Data items:
* START *

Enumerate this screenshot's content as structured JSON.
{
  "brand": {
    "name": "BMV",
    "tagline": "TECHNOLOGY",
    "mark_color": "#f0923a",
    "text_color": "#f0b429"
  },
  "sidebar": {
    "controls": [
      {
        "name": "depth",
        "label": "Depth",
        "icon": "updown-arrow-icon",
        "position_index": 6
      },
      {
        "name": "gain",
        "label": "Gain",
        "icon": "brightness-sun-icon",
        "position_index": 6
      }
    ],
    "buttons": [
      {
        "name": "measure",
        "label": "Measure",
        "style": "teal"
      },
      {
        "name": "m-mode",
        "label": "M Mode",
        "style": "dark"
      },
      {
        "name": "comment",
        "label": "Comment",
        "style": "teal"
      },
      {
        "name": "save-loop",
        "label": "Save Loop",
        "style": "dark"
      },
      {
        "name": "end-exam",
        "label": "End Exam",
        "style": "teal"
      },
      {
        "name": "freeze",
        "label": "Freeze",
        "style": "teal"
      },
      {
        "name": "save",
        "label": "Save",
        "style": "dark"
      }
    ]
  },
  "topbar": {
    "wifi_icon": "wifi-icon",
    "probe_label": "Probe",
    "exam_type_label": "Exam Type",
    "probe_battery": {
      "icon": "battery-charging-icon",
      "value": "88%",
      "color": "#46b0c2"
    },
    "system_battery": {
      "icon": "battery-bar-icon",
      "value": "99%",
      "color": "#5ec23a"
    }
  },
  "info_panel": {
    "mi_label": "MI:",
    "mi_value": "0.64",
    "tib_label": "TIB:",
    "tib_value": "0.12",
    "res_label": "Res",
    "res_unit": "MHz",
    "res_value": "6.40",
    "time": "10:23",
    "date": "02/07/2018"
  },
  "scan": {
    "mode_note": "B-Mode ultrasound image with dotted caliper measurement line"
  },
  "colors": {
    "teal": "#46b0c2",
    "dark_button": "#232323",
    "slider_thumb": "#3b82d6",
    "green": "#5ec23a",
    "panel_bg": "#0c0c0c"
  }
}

* END *
* START *

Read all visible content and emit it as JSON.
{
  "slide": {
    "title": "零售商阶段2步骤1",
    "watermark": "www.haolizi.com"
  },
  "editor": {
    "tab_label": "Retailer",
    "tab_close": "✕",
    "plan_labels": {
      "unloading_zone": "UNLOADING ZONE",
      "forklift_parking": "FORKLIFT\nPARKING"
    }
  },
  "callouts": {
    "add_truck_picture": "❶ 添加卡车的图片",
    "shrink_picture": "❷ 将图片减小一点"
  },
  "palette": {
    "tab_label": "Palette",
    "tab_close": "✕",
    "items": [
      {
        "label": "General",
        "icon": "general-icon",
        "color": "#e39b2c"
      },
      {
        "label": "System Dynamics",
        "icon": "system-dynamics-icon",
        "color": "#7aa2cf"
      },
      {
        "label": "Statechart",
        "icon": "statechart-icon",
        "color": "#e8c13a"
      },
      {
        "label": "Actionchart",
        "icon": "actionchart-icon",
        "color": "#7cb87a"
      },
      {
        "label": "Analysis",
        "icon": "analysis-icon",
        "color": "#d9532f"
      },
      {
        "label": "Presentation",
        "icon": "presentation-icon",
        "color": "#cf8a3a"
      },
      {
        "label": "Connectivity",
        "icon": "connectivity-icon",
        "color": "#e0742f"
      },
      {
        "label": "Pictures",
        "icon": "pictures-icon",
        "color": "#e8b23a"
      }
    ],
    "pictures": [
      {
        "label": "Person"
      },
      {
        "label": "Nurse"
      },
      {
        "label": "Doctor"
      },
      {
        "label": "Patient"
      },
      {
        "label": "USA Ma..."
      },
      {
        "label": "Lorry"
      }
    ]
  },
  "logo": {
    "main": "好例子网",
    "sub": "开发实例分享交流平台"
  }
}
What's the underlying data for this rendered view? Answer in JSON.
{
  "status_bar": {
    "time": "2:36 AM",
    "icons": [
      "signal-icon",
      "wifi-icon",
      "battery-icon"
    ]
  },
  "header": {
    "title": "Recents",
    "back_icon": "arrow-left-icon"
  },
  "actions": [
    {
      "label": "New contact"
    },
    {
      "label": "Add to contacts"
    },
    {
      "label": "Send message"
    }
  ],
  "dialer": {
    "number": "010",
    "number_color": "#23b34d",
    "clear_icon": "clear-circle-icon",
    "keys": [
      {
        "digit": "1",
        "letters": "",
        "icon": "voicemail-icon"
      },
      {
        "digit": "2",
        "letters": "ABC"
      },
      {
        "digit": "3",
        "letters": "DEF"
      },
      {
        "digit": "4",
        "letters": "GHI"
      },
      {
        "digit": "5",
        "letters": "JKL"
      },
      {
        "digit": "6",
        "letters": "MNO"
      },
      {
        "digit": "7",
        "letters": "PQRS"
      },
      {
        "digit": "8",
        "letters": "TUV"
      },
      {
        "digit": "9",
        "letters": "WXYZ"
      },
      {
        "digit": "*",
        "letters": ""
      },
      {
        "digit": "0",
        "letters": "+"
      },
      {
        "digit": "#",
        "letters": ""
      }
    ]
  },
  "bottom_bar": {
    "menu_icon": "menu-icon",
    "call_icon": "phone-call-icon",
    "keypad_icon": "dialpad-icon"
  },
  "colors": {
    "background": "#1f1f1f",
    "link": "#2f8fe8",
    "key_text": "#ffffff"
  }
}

* END *
* START *

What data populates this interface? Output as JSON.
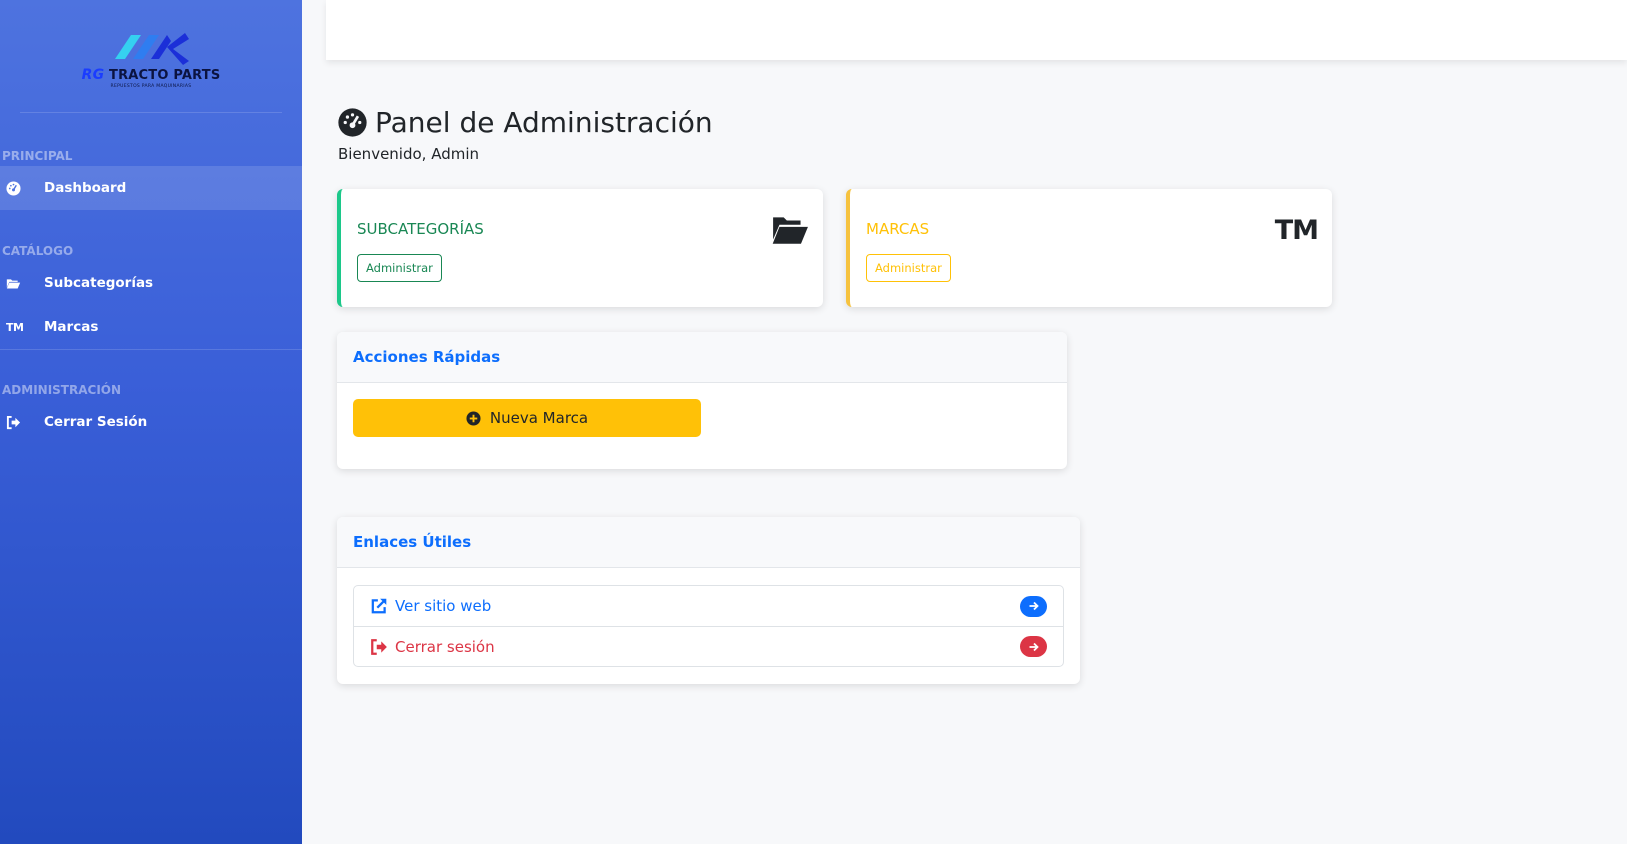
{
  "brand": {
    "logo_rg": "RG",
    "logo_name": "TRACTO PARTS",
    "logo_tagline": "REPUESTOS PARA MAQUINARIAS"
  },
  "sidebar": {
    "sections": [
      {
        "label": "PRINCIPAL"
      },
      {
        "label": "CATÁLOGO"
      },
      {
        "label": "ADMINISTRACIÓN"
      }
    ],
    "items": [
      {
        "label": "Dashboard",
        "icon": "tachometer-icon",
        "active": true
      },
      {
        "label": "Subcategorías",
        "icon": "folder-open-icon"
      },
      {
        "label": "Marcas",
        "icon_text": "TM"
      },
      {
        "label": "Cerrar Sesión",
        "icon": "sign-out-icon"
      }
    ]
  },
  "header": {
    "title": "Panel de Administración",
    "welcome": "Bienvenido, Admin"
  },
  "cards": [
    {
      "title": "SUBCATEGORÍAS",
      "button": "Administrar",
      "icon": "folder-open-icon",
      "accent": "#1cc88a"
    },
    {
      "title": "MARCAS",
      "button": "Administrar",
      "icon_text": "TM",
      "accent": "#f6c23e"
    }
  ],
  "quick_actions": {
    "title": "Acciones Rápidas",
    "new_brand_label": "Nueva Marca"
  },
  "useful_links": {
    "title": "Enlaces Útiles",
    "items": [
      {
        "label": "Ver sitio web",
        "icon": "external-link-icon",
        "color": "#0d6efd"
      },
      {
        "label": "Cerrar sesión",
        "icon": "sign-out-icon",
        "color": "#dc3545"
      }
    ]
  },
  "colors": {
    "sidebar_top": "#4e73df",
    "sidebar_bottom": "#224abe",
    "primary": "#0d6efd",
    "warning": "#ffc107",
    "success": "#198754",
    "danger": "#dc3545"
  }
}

* END *

PROBLEM TO SOLVE: Copy out each line of the data where the string "letters" appears.

THE SOLUTION:
        "letters": "",
        "letters": "ABC"
        "letters": "DEF"
        "letters": "GHI"
        "letters": "JKL"
        "letters": "MNO"
        "letters": "PQRS"
        "letters": "TUV"
        "letters": "WXYZ"
        "letters": ""
        "letters": "+"
        "letters": ""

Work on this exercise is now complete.